### DATASET RECORDS
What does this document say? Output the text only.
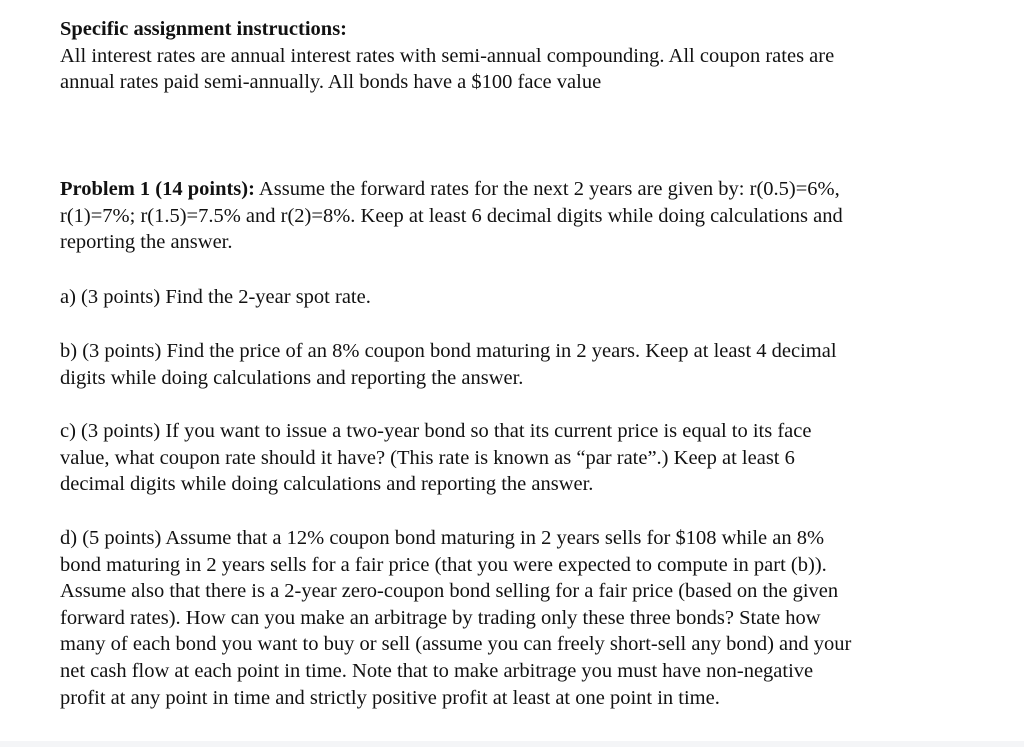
Specific assignment instructions:
All interest rates are annual interest rates with semi-annual compounding. All coupon rates are
annual rates paid semi-annually. All bonds have a $100 face value
Problem 1 (14 points): Assume the forward rates for the next 2 years are given by: r(0.5)=6%,
r(1)=7%; r(1.5)=7.5% and r(2)=8%. Keep at least 6 decimal digits while doing calculations and
reporting the answer.
a) (3 points) Find the 2-year spot rate.
b) (3 points) Find the price of an 8% coupon bond maturing in 2 years. Keep at least 4 decimal
digits while doing calculations and reporting the answer.
c) (3 points) If you want to issue a two-year bond so that its current price is equal to its face
value, what coupon rate should it have? (This rate is known as “par rate”.) Keep at least 6
decimal digits while doing calculations and reporting the answer.
d) (5 points) Assume that a 12% coupon bond maturing in 2 years sells for $108 while an 8%
bond maturing in 2 years sells for a fair price (that you were expected to compute in part (b)).
Assume also that there is a 2-year zero-coupon bond selling for a fair price (based on the given
forward rates). How can you make an arbitrage by trading only these three bonds? State how
many of each bond you want to buy or sell (assume you can freely short-sell any bond) and your
net cash flow at each point in time. Note that to make arbitrage you must have non-negative
profit at any point in time and strictly positive profit at least at one point in time.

### TASK TO COMPLETE
Output every entry exactly as given; pictures are not part of the copy.

### WRITTEN REPLY
What does this document say? Output the text only.
Specific assignment instructions:
All interest rates are annual interest rates with semi-annual compounding. All coupon rates are
annual rates paid semi-annually. All bonds have a $100 face value
Problem 1 (14 points): Assume the forward rates for the next 2 years are given by: r(0.5)=6%,
r(1)=7%; r(1.5)=7.5% and r(2)=8%. Keep at least 6 decimal digits while doing calculations and
reporting the answer.
a) (3 points) Find the 2-year spot rate.
b) (3 points) Find the price of an 8% coupon bond maturing in 2 years. Keep at least 4 decimal
digits while doing calculations and reporting the answer.
c) (3 points) If you want to issue a two-year bond so that its current price is equal to its face
value, what coupon rate should it have? (This rate is known as “par rate”.) Keep at least 6
decimal digits while doing calculations and reporting the answer.
d) (5 points) Assume that a 12% coupon bond maturing in 2 years sells for $108 while an 8%
bond maturing in 2 years sells for a fair price (that you were expected to compute in part (b)).
Assume also that there is a 2-year zero-coupon bond selling for a fair price (based on the given
forward rates). How can you make an arbitrage by trading only these three bonds? State how
many of each bond you want to buy or sell (assume you can freely short-sell any bond) and your
net cash flow at each point in time. Note that to make arbitrage you must have non-negative
profit at any point in time and strictly positive profit at least at one point in time.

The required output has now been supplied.